## Given problem
Find every line below that contains the word "this" and copy it out.

## Exercise input
----------
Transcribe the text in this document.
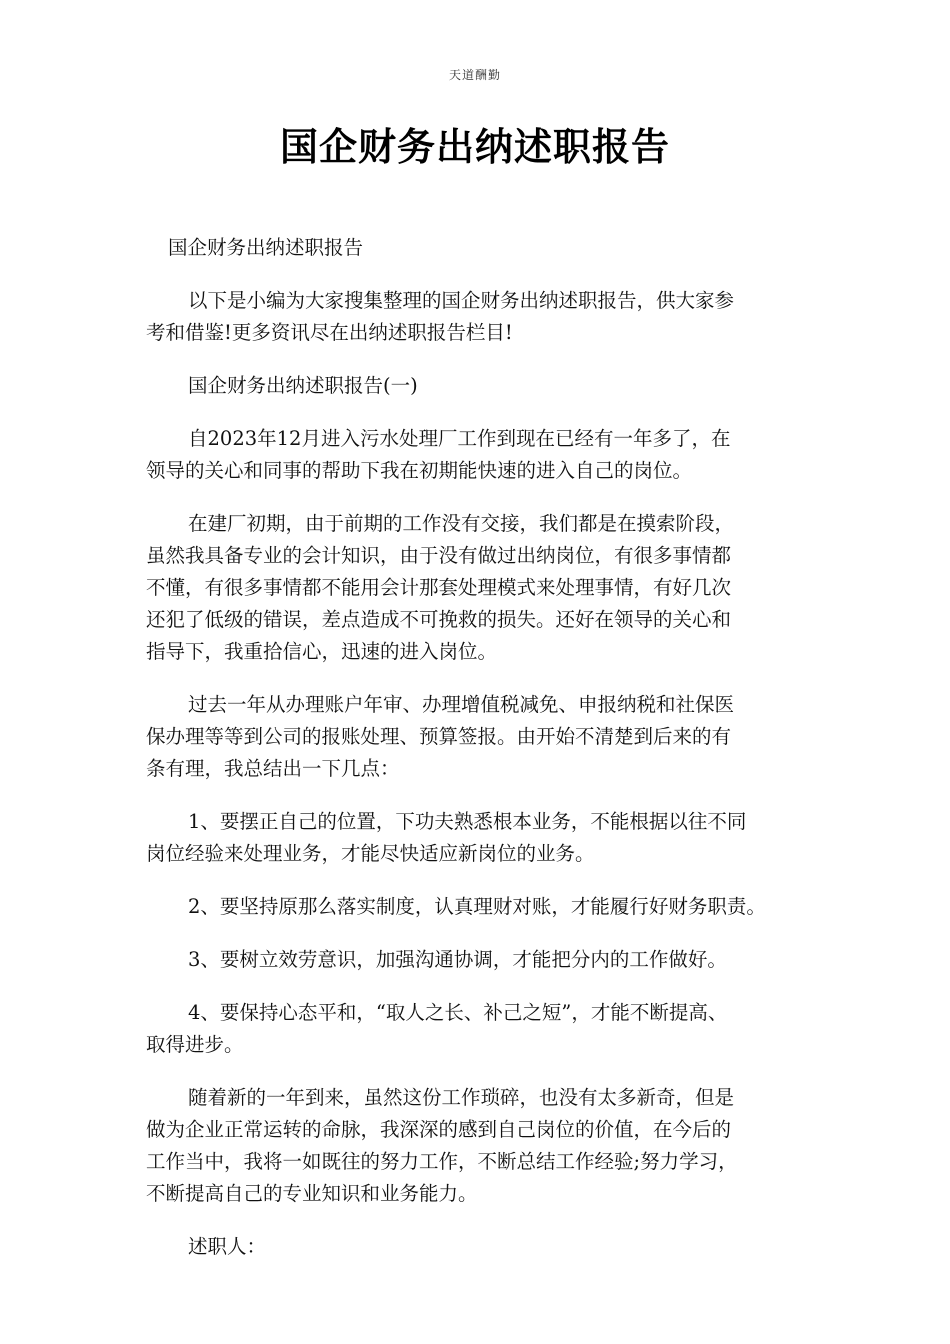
天道酬勤
国企财务出纳述职报告

国企财务出纳述职报告

以下是小编为大家搜集整理的国企财务出纳述职报告，供大家参
考和借鉴!更多资讯尽在出纳述职报告栏目!

国企财务出纳述职报告(一)

自2023年12月进入污水处理厂工作到现在已经有一年多了，在
领导的关心和同事的帮助下我在初期能快速的进入自己的岗位。

在建厂初期，由于前期的工作没有交接，我们都是在摸索阶段，
虽然我具备专业的会计知识，由于没有做过出纳岗位，有很多事情都
不懂，有很多事情都不能用会计那套处理模式来处理事情，有好几次
还犯了低级的错误，差点造成不可挽救的损失。还好在领导的关心和
指导下，我重拾信心，迅速的进入岗位。

过去一年从办理账户年审、办理增值税减免、申报纳税和社保医
保办理等等到公司的报账处理、预算签报。由开始不清楚到后来的有
条有理，我总结出一下几点：

1、要摆正自己的位置，下功夫熟悉根本业务，不能根据以往不同
岗位经验来处理业务，才能尽快适应新岗位的业务。

2、要坚持原那么落实制度，认真理财对账，才能履行好财务职责。

3、要树立效劳意识，加强沟通协调，才能把分内的工作做好。

4、要保持心态平和，“取人之长、补己之短”，才能不断提高、
取得进步。

随着新的一年到来，虽然这份工作琐碎，也没有太多新奇，但是
做为企业正常运转的命脉，我深深的感到自己岗位的价值，在今后的
工作当中，我将一如既往的努力工作，不断总结工作经验;努力学习，
不断提高自己的专业知识和业务能力。

述职人：
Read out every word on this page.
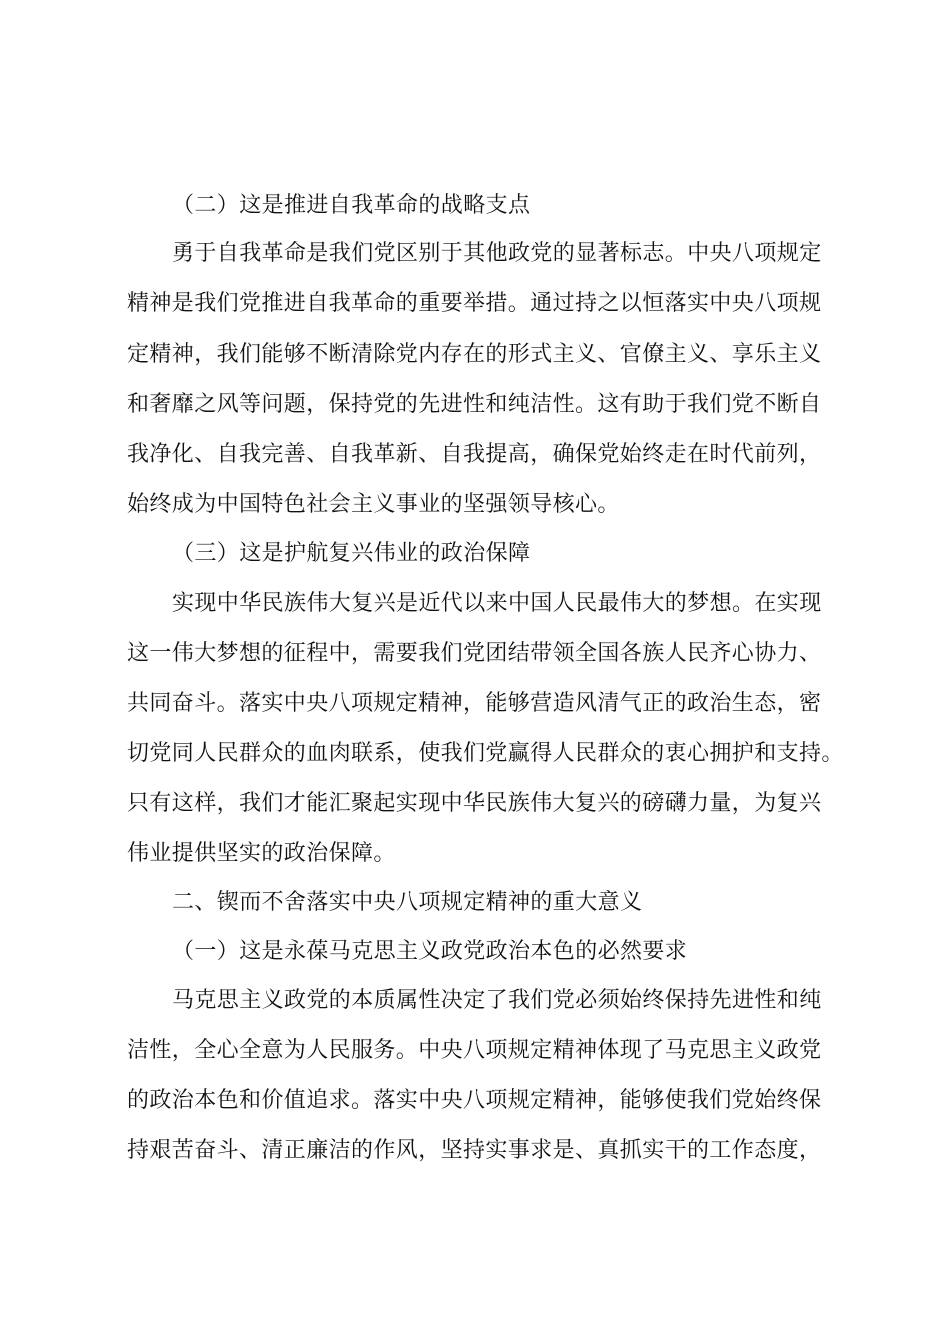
（二）这是推进自我革命的战略支点
勇于自我革命是我们党区别于其他政党的显著标志。中央八项规定
精神是我们党推进自我革命的重要举措。通过持之以恒落实中央八项规
定精神，我们能够不断清除党内存在的形式主义、官僚主义、享乐主义
和奢靡之风等问题，保持党的先进性和纯洁性。这有助于我们党不断自
我净化、自我完善、自我革新、自我提高，确保党始终走在时代前列，
始终成为中国特色社会主义事业的坚强领导核心。
（三）这是护航复兴伟业的政治保障
实现中华民族伟大复兴是近代以来中国人民最伟大的梦想。在实现
这一伟大梦想的征程中，需要我们党团结带领全国各族人民齐心协力、
共同奋斗。落实中央八项规定精神，能够营造风清气正的政治生态，密
切党同人民群众的血肉联系，使我们党赢得人民群众的衷心拥护和支持。
只有这样，我们才能汇聚起实现中华民族伟大复兴的磅礴力量，为复兴
伟业提供坚实的政治保障。
二、锲而不舍落实中央八项规定精神的重大意义
（一）这是永葆马克思主义政党政治本色的必然要求
马克思主义政党的本质属性决定了我们党必须始终保持先进性和纯
洁性，全心全意为人民服务。中央八项规定精神体现了马克思主义政党
的政治本色和价值追求。落实中央八项规定精神，能够使我们党始终保
持艰苦奋斗、清正廉洁的作风，坚持实事求是、真抓实干的工作态度，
----------
## Worked answer
Transcribe the text in this document.
Read out every word on this page.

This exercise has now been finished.